### Data supplied

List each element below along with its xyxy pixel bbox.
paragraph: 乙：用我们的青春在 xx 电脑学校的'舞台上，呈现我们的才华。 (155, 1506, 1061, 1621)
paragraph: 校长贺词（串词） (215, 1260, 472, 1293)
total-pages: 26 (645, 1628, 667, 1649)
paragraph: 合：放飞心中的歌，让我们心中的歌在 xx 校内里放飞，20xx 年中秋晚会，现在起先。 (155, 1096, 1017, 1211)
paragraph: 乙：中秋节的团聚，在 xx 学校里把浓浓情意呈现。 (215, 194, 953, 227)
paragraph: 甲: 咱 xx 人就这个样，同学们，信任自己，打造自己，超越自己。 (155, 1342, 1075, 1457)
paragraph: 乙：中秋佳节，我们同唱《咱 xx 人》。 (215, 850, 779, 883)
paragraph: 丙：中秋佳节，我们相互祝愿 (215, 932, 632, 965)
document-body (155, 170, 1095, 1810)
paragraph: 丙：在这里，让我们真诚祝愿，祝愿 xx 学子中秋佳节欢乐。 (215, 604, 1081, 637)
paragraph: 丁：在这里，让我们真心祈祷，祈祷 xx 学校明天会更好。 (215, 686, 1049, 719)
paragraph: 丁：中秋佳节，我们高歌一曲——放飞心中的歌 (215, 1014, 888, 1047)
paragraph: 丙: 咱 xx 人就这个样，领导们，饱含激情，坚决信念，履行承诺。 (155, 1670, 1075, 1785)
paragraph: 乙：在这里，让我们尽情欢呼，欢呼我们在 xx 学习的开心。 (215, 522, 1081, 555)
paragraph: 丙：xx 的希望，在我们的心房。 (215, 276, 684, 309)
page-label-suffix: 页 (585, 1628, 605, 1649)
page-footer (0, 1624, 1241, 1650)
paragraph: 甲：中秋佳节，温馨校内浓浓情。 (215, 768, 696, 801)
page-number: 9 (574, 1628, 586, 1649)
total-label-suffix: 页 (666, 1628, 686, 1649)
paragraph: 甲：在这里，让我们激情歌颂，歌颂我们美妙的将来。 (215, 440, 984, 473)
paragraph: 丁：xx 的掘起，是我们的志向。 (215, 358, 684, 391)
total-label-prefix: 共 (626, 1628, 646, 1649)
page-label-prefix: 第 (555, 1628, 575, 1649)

######

_Do this_. Reproduce every line of the material above verbatim, without altering any character, number, or punctuation mark.

_Output_.
List each element below along with its xyxy pixel bbox.
paragraph: 乙：用我们的青春在 xx 电脑学校的'舞台上，呈现我们的才华。 (155, 1506, 1061, 1621)
paragraph: 校长贺词（串词） (215, 1260, 472, 1293)
total-pages: 26 (645, 1628, 667, 1649)
paragraph: 合：放飞心中的歌，让我们心中的歌在 xx 校内里放飞，20xx 年中秋晚会，现在起先。 (155, 1096, 1017, 1211)
paragraph: 乙：中秋节的团聚，在 xx 学校里把浓浓情意呈现。 (215, 194, 953, 227)
paragraph: 甲: 咱 xx 人就这个样，同学们，信任自己，打造自己，超越自己。 (155, 1342, 1075, 1457)
paragraph: 乙：中秋佳节，我们同唱《咱 xx 人》。 (215, 850, 779, 883)
paragraph: 丙：中秋佳节，我们相互祝愿 (215, 932, 632, 965)
document-body (155, 170, 1095, 1810)
paragraph: 丙：在这里，让我们真诚祝愿，祝愿 xx 学子中秋佳节欢乐。 (215, 604, 1081, 637)
paragraph: 丁：在这里，让我们真心祈祷，祈祷 xx 学校明天会更好。 (215, 686, 1049, 719)
paragraph: 丁：中秋佳节，我们高歌一曲——放飞心中的歌 (215, 1014, 888, 1047)
paragraph: 丙: 咱 xx 人就这个样，领导们，饱含激情，坚决信念，履行承诺。 (155, 1670, 1075, 1785)
paragraph: 乙：在这里，让我们尽情欢呼，欢呼我们在 xx 学习的开心。 (215, 522, 1081, 555)
paragraph: 丙：xx 的希望，在我们的心房。 (215, 276, 684, 309)
page-label-suffix: 页 (585, 1628, 605, 1649)
page-footer (0, 1624, 1241, 1650)
paragraph: 甲：中秋佳节，温馨校内浓浓情。 (215, 768, 696, 801)
page-number: 9 (574, 1628, 586, 1649)
total-label-suffix: 页 (666, 1628, 686, 1649)
paragraph: 甲：在这里，让我们激情歌颂，歌颂我们美妙的将来。 (215, 440, 984, 473)
paragraph: 丁：xx 的掘起，是我们的志向。 (215, 358, 684, 391)
total-label-prefix: 共 (626, 1628, 646, 1649)
page-label-prefix: 第 (555, 1628, 575, 1649)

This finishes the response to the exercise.